▶ SUPPLIED MATERIAL
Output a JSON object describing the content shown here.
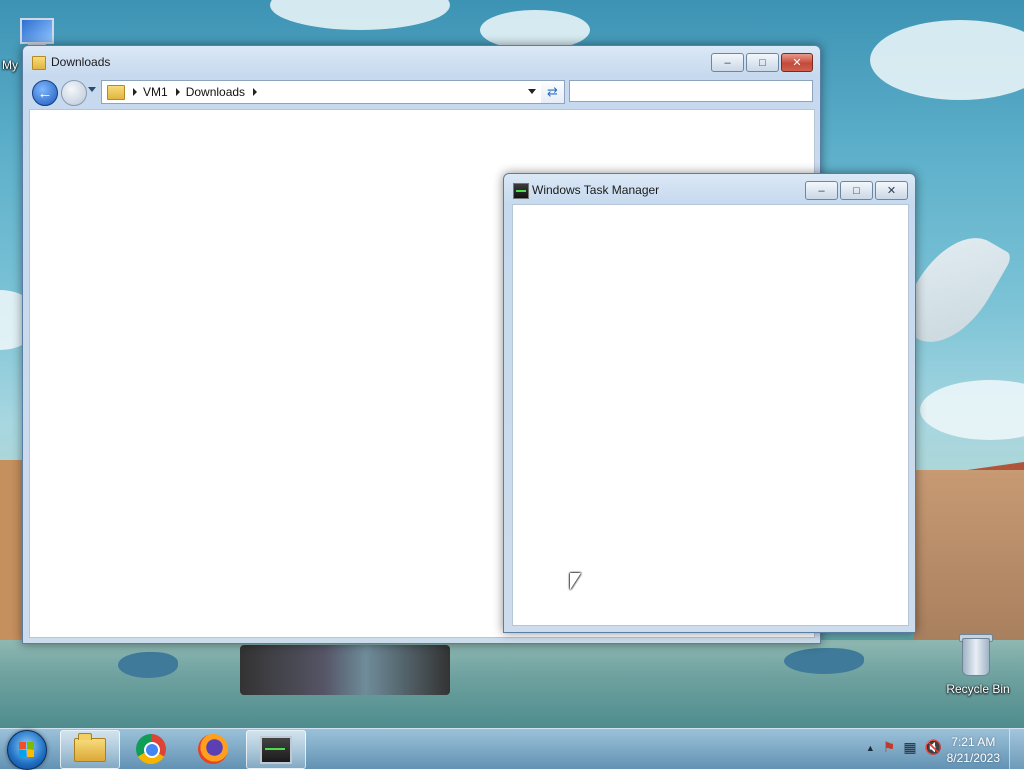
{
  "desktop": {
    "icons": [
      {
        "label": "My",
        "icon": "computer-icon"
      },
      {
        "label": "Recycle Bin",
        "icon": "recycle-bin-icon"
      }
    ]
  },
  "explorer": {
    "title": "Downloads",
    "icon": "folder-icon",
    "buttons": {
      "minimize": "–",
      "maximize": "□",
      "close": "✕"
    },
    "nav": {
      "back": "←"
    },
    "address": {
      "crumbs": [
        "VM1",
        "Downloads"
      ]
    },
    "refresh_glyph": "⇄",
    "search": {
      "value": "",
      "placeholder": ""
    }
  },
  "taskmgr": {
    "title": "Windows Task Manager",
    "icon": "task-manager-icon",
    "buttons": {
      "minimize": "–",
      "maximize": "□",
      "close": "✕"
    }
  },
  "taskbar": {
    "pinned": [
      {
        "name": "Windows Explorer",
        "icon": "explorer-icon",
        "active": true
      },
      {
        "name": "Google Chrome",
        "icon": "chrome-icon",
        "active": false
      },
      {
        "name": "Firefox",
        "icon": "firefox-icon",
        "active": false
      },
      {
        "name": "Windows Task Manager",
        "icon": "task-manager-icon",
        "active": true
      }
    ],
    "tray": {
      "show_hidden": "▲",
      "action_center": "⚑",
      "network": "▦",
      "volume": "🔇"
    },
    "clock": {
      "time": "7:21 AM",
      "date": "8/21/2023"
    }
  },
  "colors": {
    "accent": "#1f6fc2",
    "close": "#c44a3a",
    "taskbar": "#5a8caf"
  }
}
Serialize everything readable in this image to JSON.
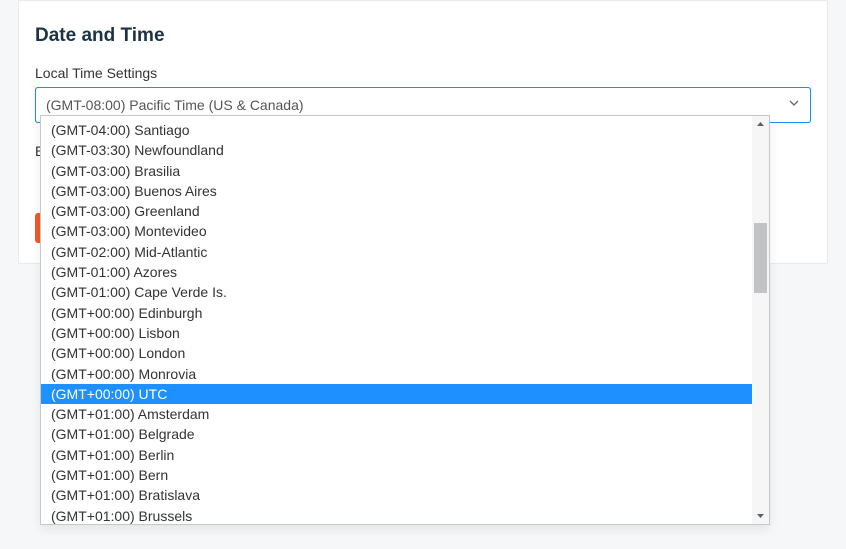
{
  "section": {
    "title": "Date and Time",
    "field_label": "Local Time Settings"
  },
  "select": {
    "value": "(GMT-08:00) Pacific Time (US & Canada)"
  },
  "dropdown": {
    "highlighted_index": 13,
    "options": [
      "(GMT-04:00) Santiago",
      "(GMT-03:30) Newfoundland",
      "(GMT-03:00) Brasilia",
      "(GMT-03:00) Buenos Aires",
      "(GMT-03:00) Greenland",
      "(GMT-03:00) Montevideo",
      "(GMT-02:00) Mid-Atlantic",
      "(GMT-01:00) Azores",
      "(GMT-01:00) Cape Verde Is.",
      "(GMT+00:00) Edinburgh",
      "(GMT+00:00) Lisbon",
      "(GMT+00:00) London",
      "(GMT+00:00) Monrovia",
      "(GMT+00:00) UTC",
      "(GMT+01:00) Amsterdam",
      "(GMT+01:00) Belgrade",
      "(GMT+01:00) Berlin",
      "(GMT+01:00) Bern",
      "(GMT+01:00) Bratislava",
      "(GMT+01:00) Brussels"
    ]
  }
}
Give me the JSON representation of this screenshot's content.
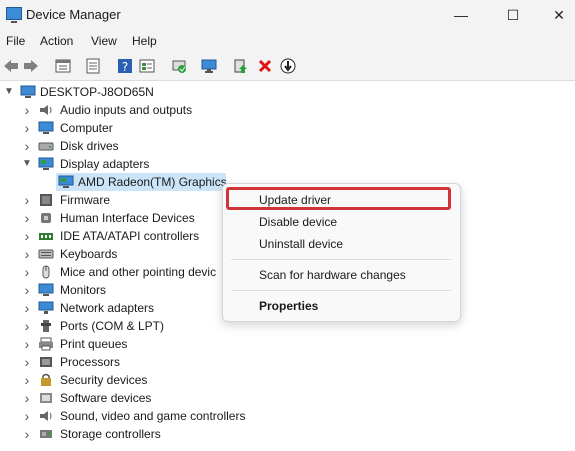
{
  "window": {
    "title": "Device Manager",
    "minimize": "—",
    "maximize": "☐",
    "close": "✕"
  },
  "menu": [
    "File",
    "Action",
    "View",
    "Help"
  ],
  "toolbar": [
    "back-icon",
    "forward-icon",
    "properties-sheet-icon",
    "show-hidden-icon",
    "help-icon",
    "resource-view-icon",
    "scan-hardware-icon",
    "monitor-icon",
    "update-driver-icon",
    "uninstall-icon",
    "disable-icon"
  ],
  "tree": {
    "root": "DESKTOP-J8OD65N",
    "categories": [
      {
        "label": "Audio inputs and outputs",
        "icon": "speaker-icon",
        "expanded": false
      },
      {
        "label": "Computer",
        "icon": "computer-icon",
        "expanded": false
      },
      {
        "label": "Disk drives",
        "icon": "disk-icon",
        "expanded": false
      },
      {
        "label": "Display adapters",
        "icon": "display-adapter-icon",
        "expanded": true
      },
      {
        "label": "Firmware",
        "icon": "firmware-icon",
        "expanded": false
      },
      {
        "label": "Human Interface Devices",
        "icon": "hid-icon",
        "expanded": false
      },
      {
        "label": "IDE ATA/ATAPI controllers",
        "icon": "ide-icon",
        "expanded": false
      },
      {
        "label": "Keyboards",
        "icon": "keyboard-icon",
        "expanded": false
      },
      {
        "label": "Mice and other pointing devic",
        "icon": "mouse-icon",
        "expanded": false
      },
      {
        "label": "Monitors",
        "icon": "monitor-icon",
        "expanded": false
      },
      {
        "label": "Network adapters",
        "icon": "network-icon",
        "expanded": false
      },
      {
        "label": "Ports (COM & LPT)",
        "icon": "port-icon",
        "expanded": false
      },
      {
        "label": "Print queues",
        "icon": "printer-icon",
        "expanded": false
      },
      {
        "label": "Processors",
        "icon": "processor-icon",
        "expanded": false
      },
      {
        "label": "Security devices",
        "icon": "security-icon",
        "expanded": false
      },
      {
        "label": "Software devices",
        "icon": "software-icon",
        "expanded": false
      },
      {
        "label": "Sound, video and game controllers",
        "icon": "sound-icon",
        "expanded": false
      },
      {
        "label": "Storage controllers",
        "icon": "storage-icon",
        "expanded": false
      }
    ],
    "selected_child": "AMD Radeon(TM) Graphics"
  },
  "context_menu": {
    "items": [
      "Update driver",
      "Disable device",
      "Uninstall device",
      "Scan for hardware changes",
      "Properties"
    ],
    "highlighted": "Update driver",
    "highlight_color": "#d13438"
  },
  "colors": {
    "chrome": "#f3f3f3",
    "selection": "#cce4f7",
    "accent": "#0067c0"
  }
}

▶ SET PROBLEM
Filter the entries and copy out every line with the word "controllers".

▶ OUTPUT BELOW
        "label": "IDE ATA/ATAPI controllers",
        "label": "Sound, video and game controllers",
        "label": "Storage controllers",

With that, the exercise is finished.